*What is asked*: Would you extract the whole listing below and retype it exactly?

>> Start Input

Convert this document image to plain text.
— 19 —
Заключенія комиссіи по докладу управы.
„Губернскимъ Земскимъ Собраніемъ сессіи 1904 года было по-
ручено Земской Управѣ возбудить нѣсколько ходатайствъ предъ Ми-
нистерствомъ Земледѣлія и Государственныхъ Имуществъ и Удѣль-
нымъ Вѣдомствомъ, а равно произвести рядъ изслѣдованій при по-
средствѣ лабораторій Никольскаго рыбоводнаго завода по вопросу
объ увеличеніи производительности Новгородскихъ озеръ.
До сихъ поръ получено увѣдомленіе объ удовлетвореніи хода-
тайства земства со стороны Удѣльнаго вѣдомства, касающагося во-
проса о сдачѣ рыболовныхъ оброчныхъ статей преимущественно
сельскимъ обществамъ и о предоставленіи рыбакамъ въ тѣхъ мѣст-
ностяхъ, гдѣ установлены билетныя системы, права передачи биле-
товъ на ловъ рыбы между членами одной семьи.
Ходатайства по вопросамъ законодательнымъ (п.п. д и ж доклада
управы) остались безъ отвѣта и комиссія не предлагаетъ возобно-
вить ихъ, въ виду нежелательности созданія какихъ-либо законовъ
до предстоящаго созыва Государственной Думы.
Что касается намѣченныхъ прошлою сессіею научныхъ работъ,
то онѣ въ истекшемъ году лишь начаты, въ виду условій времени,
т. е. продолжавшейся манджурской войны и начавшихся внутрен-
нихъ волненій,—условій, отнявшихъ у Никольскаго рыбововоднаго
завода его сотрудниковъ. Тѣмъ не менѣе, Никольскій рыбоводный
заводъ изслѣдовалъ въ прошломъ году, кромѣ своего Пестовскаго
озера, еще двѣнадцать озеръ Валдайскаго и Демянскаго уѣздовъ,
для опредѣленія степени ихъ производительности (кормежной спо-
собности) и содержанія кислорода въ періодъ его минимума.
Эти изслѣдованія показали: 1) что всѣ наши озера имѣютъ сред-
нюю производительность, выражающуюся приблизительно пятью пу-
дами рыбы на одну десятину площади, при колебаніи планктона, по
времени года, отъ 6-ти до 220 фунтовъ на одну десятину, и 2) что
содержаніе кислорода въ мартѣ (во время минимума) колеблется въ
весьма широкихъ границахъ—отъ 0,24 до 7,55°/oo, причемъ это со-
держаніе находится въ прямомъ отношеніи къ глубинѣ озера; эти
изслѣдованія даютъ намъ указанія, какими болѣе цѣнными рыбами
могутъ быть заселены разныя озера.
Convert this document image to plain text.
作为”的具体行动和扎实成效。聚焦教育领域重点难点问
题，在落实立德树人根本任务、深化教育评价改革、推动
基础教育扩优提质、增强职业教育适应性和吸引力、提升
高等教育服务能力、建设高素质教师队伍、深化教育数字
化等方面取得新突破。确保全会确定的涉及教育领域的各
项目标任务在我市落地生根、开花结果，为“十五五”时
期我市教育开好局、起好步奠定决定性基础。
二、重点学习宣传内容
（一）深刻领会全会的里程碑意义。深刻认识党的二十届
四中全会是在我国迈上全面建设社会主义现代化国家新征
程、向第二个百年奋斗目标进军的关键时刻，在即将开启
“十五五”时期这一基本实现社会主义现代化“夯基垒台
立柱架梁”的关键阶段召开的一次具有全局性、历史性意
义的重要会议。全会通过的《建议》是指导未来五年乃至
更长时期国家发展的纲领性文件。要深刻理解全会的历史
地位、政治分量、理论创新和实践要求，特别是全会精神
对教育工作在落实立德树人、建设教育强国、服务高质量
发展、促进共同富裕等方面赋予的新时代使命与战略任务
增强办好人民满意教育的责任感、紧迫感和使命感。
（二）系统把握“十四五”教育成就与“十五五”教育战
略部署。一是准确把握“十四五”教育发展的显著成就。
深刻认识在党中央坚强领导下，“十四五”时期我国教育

>> End Input

*Reply to the exercise*:
Convert this document image to plain text.
— 19 —
Заключенія комиссіи по докладу управы.
„Губернскимъ Земскимъ Собраніемъ сессіи 1904 года было по-
ручено Земской Управѣ возбудить нѣсколько ходатайствъ предъ Ми-
нистерствомъ Земледѣлія и Государственныхъ Имуществъ и Удѣль-
нымъ Вѣдомствомъ, а равно произвести рядъ изслѣдованій при по-
средствѣ лабораторій Никольскаго рыбоводнаго завода по вопросу
объ увеличеніи производительности Новгородскихъ озеръ.
До сихъ поръ получено увѣдомленіе объ удовлетвореніи хода-
тайства земства со стороны Удѣльнаго вѣдомства, касающагося во-
проса о сдачѣ рыболовныхъ оброчныхъ статей преимущественно
сельскимъ обществамъ и о предоставленіи рыбакамъ въ тѣхъ мѣст-
ностяхъ, гдѣ установлены билетныя системы, права передачи биле-
товъ на ловъ рыбы между членами одной семьи.
Ходатайства по вопросамъ законодательнымъ (п.п. д и ж доклада
управы) остались безъ отвѣта и комиссія не предлагаетъ возобно-
вить ихъ, въ виду нежелательности созданія какихъ-либо законовъ
до предстоящаго созыва Государственной Думы.
Что касается намѣченныхъ прошлою сессіею научныхъ работъ,
то онѣ въ истекшемъ году лишь начаты, въ виду условій времени,
т. е. продолжавшейся манджурской войны и начавшихся внутрен-
нихъ волненій,—условій, отнявшихъ у Никольскаго рыбововоднаго
завода его сотрудниковъ. Тѣмъ не менѣе, Никольскій рыбоводный
заводъ изслѣдовалъ въ прошломъ году, кромѣ своего Пестовскаго
озера, еще двѣнадцать озеръ Валдайскаго и Демянскаго уѣздовъ,
для опредѣленія степени ихъ производительности (кормежной спо-
собности) и содержанія кислорода въ періодъ его минимума.
Эти изслѣдованія показали: 1) что всѣ наши озера имѣютъ сред-
нюю производительность, выражающуюся приблизительно пятью пу-
дами рыбы на одну десятину площади, при колебаніи планктона, по
времени года, отъ 6-ти до 220 фунтовъ на одну десятину, и 2) что
содержаніе кислорода въ мартѣ (во время минимума) колеблется въ
весьма широкихъ границахъ—отъ 0,24 до 7,55°/oo, причемъ это со-
держаніе находится въ прямомъ отношеніи къ глубинѣ озера; эти
изслѣдованія даютъ намъ указанія, какими болѣе цѣнными рыбами
могутъ быть заселены разныя озера.
Convert this document image to plain text.
作为”的具体行动和扎实成效。聚焦教育领域重点难点问
题，在落实立德树人根本任务、深化教育评价改革、推动
基础教育扩优提质、增强职业教育适应性和吸引力、提升
高等教育服务能力、建设高素质教师队伍、深化教育数字
化等方面取得新突破。确保全会确定的涉及教育领域的各
项目标任务在我市落地生根、开花结果，为“十五五”时
期我市教育开好局、起好步奠定决定性基础。
二、重点学习宣传内容
（一）深刻领会全会的里程碑意义。深刻认识党的二十届
四中全会是在我国迈上全面建设社会主义现代化国家新征
程、向第二个百年奋斗目标进军的关键时刻，在即将开启
“十五五”时期这一基本实现社会主义现代化“夯基垒台
立柱架梁”的关键阶段召开的一次具有全局性、历史性意
义的重要会议。全会通过的《建议》是指导未来五年乃至
更长时期国家发展的纲领性文件。要深刻理解全会的历史
地位、政治分量、理论创新和实践要求，特别是全会精神
对教育工作在落实立德树人、建设教育强国、服务高质量
发展、促进共同富裕等方面赋予的新时代使命与战略任务
增强办好人民满意教育的责任感、紧迫感和使命感。
（二）系统把握“十四五”教育成就与“十五五”教育战
略部署。一是准确把握“十四五”教育发展的显著成就。
深刻认识在党中央坚强领导下，“十四五”时期我国教育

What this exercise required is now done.